* _EXERCISE GOAL_:
Reproduce each line of the listing exactly.

◆ ◆ ◆

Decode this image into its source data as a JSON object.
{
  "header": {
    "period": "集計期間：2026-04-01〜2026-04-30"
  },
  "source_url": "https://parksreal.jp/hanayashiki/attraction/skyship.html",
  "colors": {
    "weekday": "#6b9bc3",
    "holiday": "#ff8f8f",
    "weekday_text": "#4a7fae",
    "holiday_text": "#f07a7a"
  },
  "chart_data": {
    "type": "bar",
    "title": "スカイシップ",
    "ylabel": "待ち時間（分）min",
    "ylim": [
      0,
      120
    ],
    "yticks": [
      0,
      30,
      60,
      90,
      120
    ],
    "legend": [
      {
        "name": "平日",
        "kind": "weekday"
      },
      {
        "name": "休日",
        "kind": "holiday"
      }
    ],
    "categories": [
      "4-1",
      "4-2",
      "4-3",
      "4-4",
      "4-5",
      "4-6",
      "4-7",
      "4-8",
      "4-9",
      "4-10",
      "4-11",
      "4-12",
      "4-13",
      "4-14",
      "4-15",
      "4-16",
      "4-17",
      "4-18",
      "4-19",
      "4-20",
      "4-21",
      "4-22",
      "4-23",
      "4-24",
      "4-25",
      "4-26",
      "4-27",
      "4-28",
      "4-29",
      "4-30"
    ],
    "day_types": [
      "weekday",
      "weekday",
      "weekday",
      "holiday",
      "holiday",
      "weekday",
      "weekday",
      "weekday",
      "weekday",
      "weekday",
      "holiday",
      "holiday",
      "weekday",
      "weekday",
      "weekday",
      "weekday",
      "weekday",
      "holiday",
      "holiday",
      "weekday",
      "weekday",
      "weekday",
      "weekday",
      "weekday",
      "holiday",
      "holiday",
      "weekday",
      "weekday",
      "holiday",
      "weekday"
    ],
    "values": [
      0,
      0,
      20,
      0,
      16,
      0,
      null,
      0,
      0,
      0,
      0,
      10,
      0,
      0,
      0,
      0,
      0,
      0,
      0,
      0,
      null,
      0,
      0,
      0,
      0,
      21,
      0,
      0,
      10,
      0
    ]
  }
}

◆ ◆ ◆

* _COMPLETE RESPONSE_:
Decode this image into its source data as a JSON object.
{
  "header": {
    "period": "集計期間：2026-04-01〜2026-04-30"
  },
  "source_url": "https://parksreal.jp/hanayashiki/attraction/skyship.html",
  "colors": {
    "weekday": "#6b9bc3",
    "holiday": "#ff8f8f",
    "weekday_text": "#4a7fae",
    "holiday_text": "#f07a7a"
  },
  "chart_data": {
    "type": "bar",
    "title": "スカイシップ",
    "ylabel": "待ち時間（分）min",
    "ylim": [
      0,
      120
    ],
    "yticks": [
      0,
      30,
      60,
      90,
      120
    ],
    "legend": [
      {
        "name": "平日",
        "kind": "weekday"
      },
      {
        "name": "休日",
        "kind": "holiday"
      }
    ],
    "categories": [
      "4-1",
      "4-2",
      "4-3",
      "4-4",
      "4-5",
      "4-6",
      "4-7",
      "4-8",
      "4-9",
      "4-10",
      "4-11",
      "4-12",
      "4-13",
      "4-14",
      "4-15",
      "4-16",
      "4-17",
      "4-18",
      "4-19",
      "4-20",
      "4-21",
      "4-22",
      "4-23",
      "4-24",
      "4-25",
      "4-26",
      "4-27",
      "4-28",
      "4-29",
      "4-30"
    ],
    "day_types": [
      "weekday",
      "weekday",
      "weekday",
      "holiday",
      "holiday",
      "weekday",
      "weekday",
      "weekday",
      "weekday",
      "weekday",
      "holiday",
      "holiday",
      "weekday",
      "weekday",
      "weekday",
      "weekday",
      "weekday",
      "holiday",
      "holiday",
      "weekday",
      "weekday",
      "weekday",
      "weekday",
      "weekday",
      "holiday",
      "holiday",
      "weekday",
      "weekday",
      "holiday",
      "weekday"
    ],
    "values": [
      0,
      0,
      20,
      0,
      16,
      0,
      null,
      0,
      0,
      0,
      0,
      10,
      0,
      0,
      0,
      0,
      0,
      0,
      0,
      0,
      null,
      0,
      0,
      0,
      0,
      21,
      0,
      0,
      10,
      0
    ]
  }
}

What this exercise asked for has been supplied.